## REQUEST:
Repeat each entry in full, exactly.

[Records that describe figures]
═══

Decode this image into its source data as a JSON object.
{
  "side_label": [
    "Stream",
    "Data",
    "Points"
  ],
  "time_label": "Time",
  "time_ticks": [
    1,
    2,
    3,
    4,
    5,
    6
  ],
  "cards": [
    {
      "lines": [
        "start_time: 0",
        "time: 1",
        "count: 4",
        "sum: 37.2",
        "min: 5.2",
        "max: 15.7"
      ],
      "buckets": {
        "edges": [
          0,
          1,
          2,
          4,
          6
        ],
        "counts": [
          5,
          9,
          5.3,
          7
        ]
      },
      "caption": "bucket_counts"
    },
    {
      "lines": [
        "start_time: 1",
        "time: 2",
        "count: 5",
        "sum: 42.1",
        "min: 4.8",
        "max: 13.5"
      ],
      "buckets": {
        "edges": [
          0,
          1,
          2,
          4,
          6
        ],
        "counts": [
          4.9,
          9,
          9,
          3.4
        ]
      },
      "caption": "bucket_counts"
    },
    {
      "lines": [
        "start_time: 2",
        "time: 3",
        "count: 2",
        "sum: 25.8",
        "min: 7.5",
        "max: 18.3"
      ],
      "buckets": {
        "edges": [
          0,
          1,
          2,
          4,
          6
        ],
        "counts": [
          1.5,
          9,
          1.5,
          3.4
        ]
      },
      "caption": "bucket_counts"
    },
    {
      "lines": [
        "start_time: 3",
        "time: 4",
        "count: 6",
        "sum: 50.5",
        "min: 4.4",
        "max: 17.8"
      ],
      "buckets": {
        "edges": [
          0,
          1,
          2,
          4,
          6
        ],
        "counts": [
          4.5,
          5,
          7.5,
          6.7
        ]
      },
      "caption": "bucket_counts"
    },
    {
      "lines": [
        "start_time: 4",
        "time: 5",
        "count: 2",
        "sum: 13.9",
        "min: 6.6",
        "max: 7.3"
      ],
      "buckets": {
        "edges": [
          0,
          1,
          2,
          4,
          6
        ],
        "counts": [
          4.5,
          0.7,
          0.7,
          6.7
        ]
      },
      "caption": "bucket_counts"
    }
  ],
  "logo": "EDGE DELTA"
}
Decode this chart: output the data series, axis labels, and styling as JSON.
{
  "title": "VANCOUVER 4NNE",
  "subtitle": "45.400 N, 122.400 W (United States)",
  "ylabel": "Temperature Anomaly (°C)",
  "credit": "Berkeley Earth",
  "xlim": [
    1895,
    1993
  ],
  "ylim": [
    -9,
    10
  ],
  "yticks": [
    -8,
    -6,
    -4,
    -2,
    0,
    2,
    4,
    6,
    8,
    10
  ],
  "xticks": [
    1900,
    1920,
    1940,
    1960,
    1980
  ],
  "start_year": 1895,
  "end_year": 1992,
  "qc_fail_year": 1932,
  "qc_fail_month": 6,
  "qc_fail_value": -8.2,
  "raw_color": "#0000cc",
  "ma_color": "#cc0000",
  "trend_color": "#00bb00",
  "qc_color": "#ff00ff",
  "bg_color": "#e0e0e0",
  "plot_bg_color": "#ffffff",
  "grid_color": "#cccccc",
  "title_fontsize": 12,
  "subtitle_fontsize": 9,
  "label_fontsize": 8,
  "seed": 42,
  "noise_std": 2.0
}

═══

## RESPONSE TO THE TASK:
Decode this image into its source data as a JSON object.
{
  "side_label": [
    "Stream",
    "Data",
    "Points"
  ],
  "time_label": "Time",
  "time_ticks": [
    1,
    2,
    3,
    4,
    5,
    6
  ],
  "cards": [
    {
      "lines": [
        "start_time: 0",
        "time: 1",
        "count: 4",
        "sum: 37.2",
        "min: 5.2",
        "max: 15.7"
      ],
      "buckets": {
        "edges": [
          0,
          1,
          2,
          4,
          6
        ],
        "counts": [
          5,
          9,
          5.3,
          7
        ]
      },
      "caption": "bucket_counts"
    },
    {
      "lines": [
        "start_time: 1",
        "time: 2",
        "count: 5",
        "sum: 42.1",
        "min: 4.8",
        "max: 13.5"
      ],
      "buckets": {
        "edges": [
          0,
          1,
          2,
          4,
          6
        ],
        "counts": [
          4.9,
          9,
          9,
          3.4
        ]
      },
      "caption": "bucket_counts"
    },
    {
      "lines": [
        "start_time: 2",
        "time: 3",
        "count: 2",
        "sum: 25.8",
        "min: 7.5",
        "max: 18.3"
      ],
      "buckets": {
        "edges": [
          0,
          1,
          2,
          4,
          6
        ],
        "counts": [
          1.5,
          9,
          1.5,
          3.4
        ]
      },
      "caption": "bucket_counts"
    },
    {
      "lines": [
        "start_time: 3",
        "time: 4",
        "count: 6",
        "sum: 50.5",
        "min: 4.4",
        "max: 17.8"
      ],
      "buckets": {
        "edges": [
          0,
          1,
          2,
          4,
          6
        ],
        "counts": [
          4.5,
          5,
          7.5,
          6.7
        ]
      },
      "caption": "bucket_counts"
    },
    {
      "lines": [
        "start_time: 4",
        "time: 5",
        "count: 2",
        "sum: 13.9",
        "min: 6.6",
        "max: 7.3"
      ],
      "buckets": {
        "edges": [
          0,
          1,
          2,
          4,
          6
        ],
        "counts": [
          4.5,
          0.7,
          0.7,
          6.7
        ]
      },
      "caption": "bucket_counts"
    }
  ],
  "logo": "EDGE DELTA"
}
Decode this chart: output the data series, axis labels, and styling as JSON.
{
  "title": "VANCOUVER 4NNE",
  "subtitle": "45.400 N, 122.400 W (United States)",
  "ylabel": "Temperature Anomaly (°C)",
  "credit": "Berkeley Earth",
  "xlim": [
    1895,
    1993
  ],
  "ylim": [
    -9,
    10
  ],
  "yticks": [
    -8,
    -6,
    -4,
    -2,
    0,
    2,
    4,
    6,
    8,
    10
  ],
  "xticks": [
    1900,
    1920,
    1940,
    1960,
    1980
  ],
  "start_year": 1895,
  "end_year": 1992,
  "qc_fail_year": 1932,
  "qc_fail_month": 6,
  "qc_fail_value": -8.2,
  "raw_color": "#0000cc",
  "ma_color": "#cc0000",
  "trend_color": "#00bb00",
  "qc_color": "#ff00ff",
  "bg_color": "#e0e0e0",
  "plot_bg_color": "#ffffff",
  "grid_color": "#cccccc",
  "title_fontsize": 12,
  "subtitle_fontsize": 9,
  "label_fontsize": 8,
  "seed": 42,
  "noise_std": 2.0
}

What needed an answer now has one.